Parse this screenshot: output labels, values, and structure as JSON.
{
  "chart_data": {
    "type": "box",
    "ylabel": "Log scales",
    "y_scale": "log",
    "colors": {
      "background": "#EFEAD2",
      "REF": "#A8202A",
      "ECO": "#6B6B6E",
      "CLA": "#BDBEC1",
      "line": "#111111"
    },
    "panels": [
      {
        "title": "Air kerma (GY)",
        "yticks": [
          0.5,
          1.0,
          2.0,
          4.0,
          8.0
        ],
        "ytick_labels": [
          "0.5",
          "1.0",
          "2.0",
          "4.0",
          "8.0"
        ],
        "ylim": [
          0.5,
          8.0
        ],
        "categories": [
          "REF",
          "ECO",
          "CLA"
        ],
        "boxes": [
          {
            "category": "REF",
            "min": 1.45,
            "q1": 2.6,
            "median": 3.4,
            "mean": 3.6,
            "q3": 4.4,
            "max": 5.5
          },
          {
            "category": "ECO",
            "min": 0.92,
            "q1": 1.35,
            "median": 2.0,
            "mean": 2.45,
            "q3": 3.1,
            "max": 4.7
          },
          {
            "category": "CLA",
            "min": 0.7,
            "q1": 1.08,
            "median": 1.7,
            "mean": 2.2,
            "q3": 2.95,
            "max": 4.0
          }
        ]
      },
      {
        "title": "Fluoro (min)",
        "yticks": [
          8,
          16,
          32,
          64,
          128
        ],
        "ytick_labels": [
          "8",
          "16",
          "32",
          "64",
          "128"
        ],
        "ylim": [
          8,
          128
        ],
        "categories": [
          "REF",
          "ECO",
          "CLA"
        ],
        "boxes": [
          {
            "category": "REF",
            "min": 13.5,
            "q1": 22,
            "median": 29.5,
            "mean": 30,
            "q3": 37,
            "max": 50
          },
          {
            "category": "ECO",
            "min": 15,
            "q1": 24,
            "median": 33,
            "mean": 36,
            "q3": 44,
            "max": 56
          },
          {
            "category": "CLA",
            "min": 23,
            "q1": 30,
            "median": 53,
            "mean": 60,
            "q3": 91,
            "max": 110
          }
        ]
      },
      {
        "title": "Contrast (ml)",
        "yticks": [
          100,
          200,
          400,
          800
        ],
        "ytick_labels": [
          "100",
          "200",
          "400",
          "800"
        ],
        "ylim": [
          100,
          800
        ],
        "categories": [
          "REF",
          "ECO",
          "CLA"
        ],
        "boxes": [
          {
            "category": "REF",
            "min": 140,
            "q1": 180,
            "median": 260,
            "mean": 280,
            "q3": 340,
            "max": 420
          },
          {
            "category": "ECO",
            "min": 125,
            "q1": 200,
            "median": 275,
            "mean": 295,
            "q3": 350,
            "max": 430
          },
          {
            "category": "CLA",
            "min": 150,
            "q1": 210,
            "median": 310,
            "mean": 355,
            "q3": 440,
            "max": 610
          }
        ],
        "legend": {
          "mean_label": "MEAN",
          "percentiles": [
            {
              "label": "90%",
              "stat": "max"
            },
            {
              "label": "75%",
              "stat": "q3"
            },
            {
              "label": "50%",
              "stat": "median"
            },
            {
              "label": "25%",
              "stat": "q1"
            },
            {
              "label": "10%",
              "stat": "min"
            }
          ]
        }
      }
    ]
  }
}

┄┄┄┄┄┄┄┄┄┄

Identify lines with the string "median". Copy each one.

            "median": 3.4,
            "median": 2.0,
            "median": 1.7,
            "median": 29.5,
            "median": 33,
            "median": 53,
            "median": 260,
            "median": 275,
            "median": 310,
              "stat": "median"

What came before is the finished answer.